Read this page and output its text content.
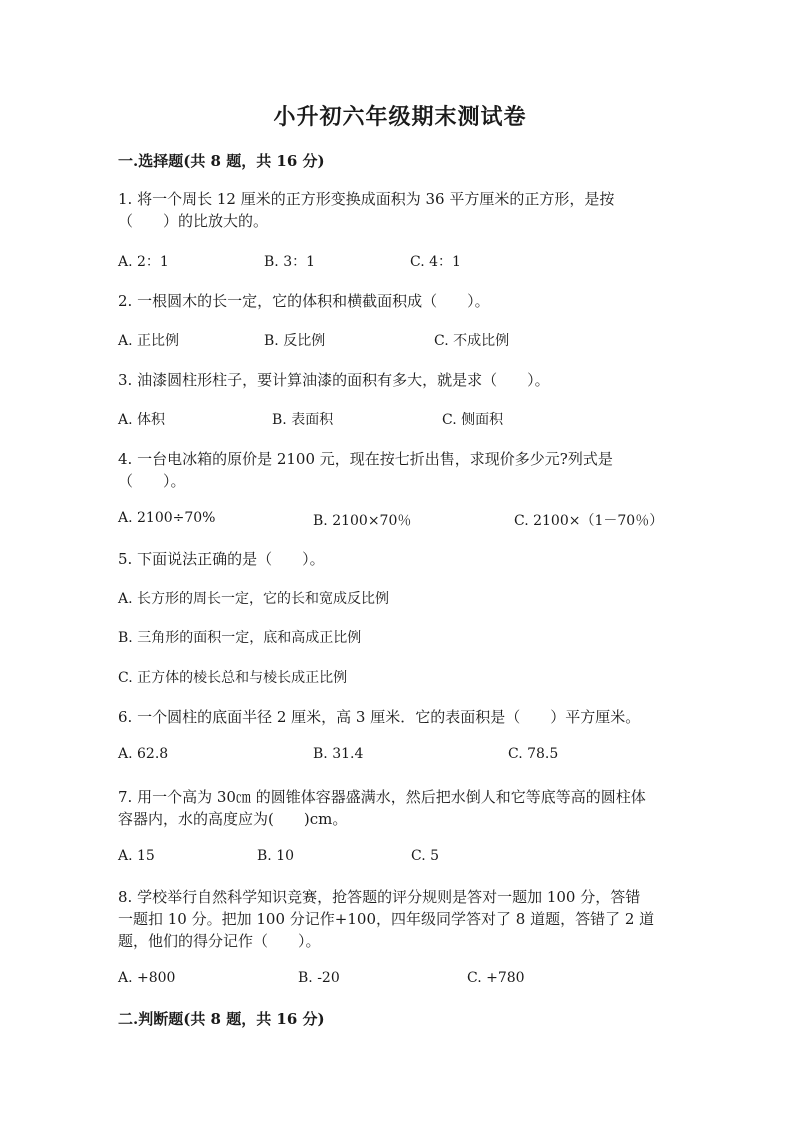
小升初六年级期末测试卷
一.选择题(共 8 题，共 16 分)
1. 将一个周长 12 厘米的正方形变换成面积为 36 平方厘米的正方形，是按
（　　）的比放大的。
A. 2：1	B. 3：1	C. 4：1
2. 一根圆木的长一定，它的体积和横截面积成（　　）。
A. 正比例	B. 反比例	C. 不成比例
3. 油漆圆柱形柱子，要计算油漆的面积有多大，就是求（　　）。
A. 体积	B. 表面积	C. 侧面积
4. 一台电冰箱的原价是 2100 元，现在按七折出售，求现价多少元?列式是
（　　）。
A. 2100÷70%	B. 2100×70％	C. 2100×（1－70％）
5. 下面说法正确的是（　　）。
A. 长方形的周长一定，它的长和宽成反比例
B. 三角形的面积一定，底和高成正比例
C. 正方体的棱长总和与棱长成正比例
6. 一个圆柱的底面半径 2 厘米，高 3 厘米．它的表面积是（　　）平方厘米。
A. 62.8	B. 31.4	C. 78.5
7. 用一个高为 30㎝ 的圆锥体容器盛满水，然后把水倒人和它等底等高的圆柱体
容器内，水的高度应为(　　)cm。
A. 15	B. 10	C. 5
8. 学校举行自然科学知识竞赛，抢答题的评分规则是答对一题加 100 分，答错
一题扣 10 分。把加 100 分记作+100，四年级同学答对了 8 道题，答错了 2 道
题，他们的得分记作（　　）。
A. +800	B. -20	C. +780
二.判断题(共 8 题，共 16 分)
----
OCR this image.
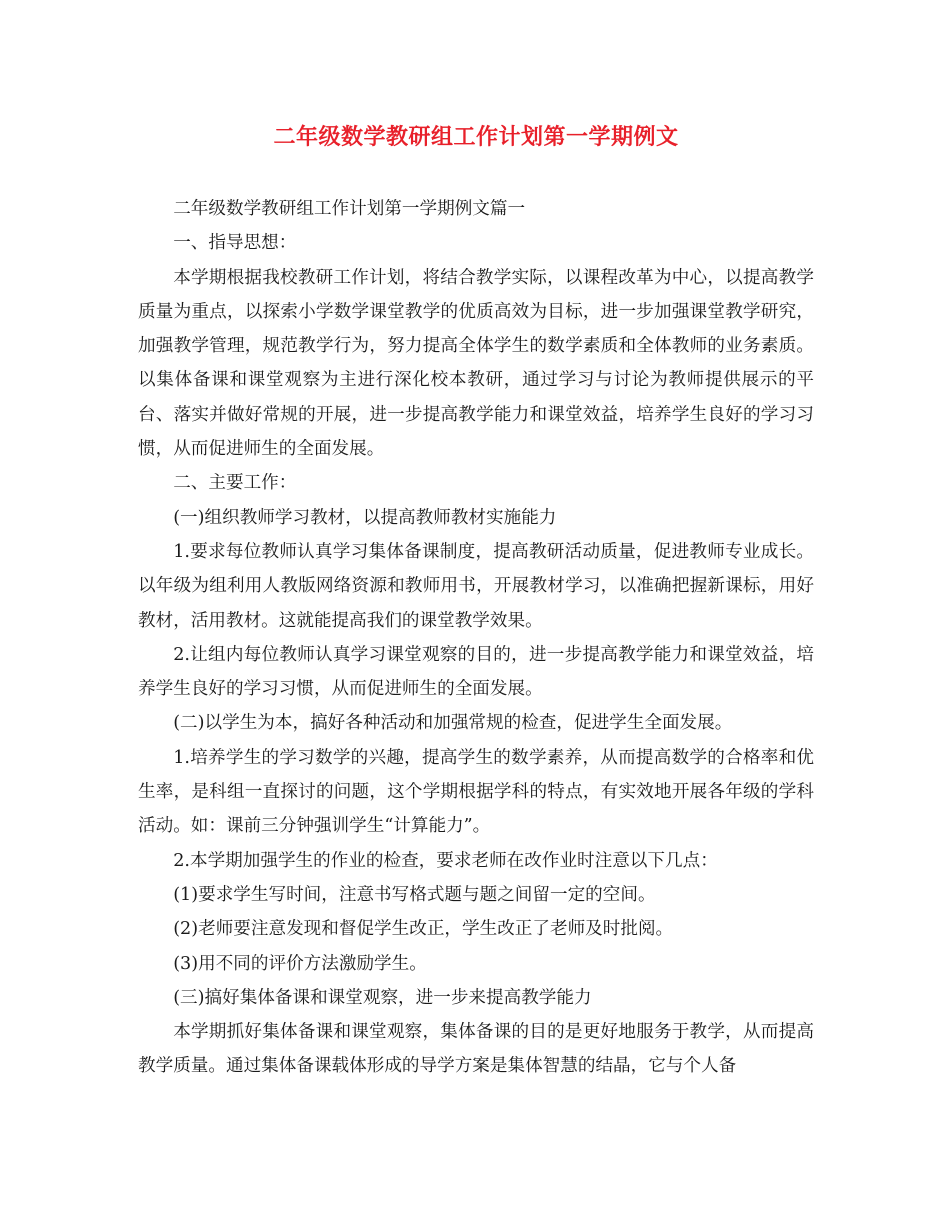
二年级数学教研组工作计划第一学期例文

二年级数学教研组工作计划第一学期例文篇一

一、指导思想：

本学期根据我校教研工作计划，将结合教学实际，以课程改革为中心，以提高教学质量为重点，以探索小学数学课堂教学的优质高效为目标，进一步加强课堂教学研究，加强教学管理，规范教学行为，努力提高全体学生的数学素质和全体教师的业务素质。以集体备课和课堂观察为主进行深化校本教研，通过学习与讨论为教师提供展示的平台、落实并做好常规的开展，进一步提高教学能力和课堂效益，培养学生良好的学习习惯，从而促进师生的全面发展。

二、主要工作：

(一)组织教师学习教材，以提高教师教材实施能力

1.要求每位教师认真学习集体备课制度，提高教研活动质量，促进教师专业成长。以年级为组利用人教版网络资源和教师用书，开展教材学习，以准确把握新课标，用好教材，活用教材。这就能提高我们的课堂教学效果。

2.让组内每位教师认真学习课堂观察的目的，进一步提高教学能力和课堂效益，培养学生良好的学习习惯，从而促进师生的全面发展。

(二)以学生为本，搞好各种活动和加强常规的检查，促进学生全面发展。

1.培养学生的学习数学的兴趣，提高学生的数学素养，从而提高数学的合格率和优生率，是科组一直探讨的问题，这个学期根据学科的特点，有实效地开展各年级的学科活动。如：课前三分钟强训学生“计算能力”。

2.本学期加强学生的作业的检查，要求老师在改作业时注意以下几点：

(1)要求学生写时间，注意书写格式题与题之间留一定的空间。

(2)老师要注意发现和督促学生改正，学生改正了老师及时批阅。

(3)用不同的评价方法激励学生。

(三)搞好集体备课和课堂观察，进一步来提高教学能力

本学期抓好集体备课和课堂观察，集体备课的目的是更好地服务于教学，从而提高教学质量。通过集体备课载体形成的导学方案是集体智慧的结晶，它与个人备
----
- _JOB_:
Locate each line with the word "培养学生良好的学习习惯" and copy it.

- _ANSWER_:
本学期根据我校教研工作计划，将结合教学实际，以课程改革为中心，以提高教学质量为重点，以探索小学数学课堂教学的优质高效为目标，进一步加强课堂教学研究，加强教学管理，规范教学行为，努力提高全体学生的数学素质和全体教师的业务素质。以集体备课和课堂观察为主进行深化校本教研，通过学习与讨论为教师提供展示的平台、落实并做好常规的开展，进一步提高教学能力和课堂效益，培养学生良好的学习习惯，从而促进师生的全面发展。
2.让组内每位教师认真学习课堂观察的目的，进一步提高教学能力和课堂效益，培养学生良好的学习习惯，从而促进师生的全面发展。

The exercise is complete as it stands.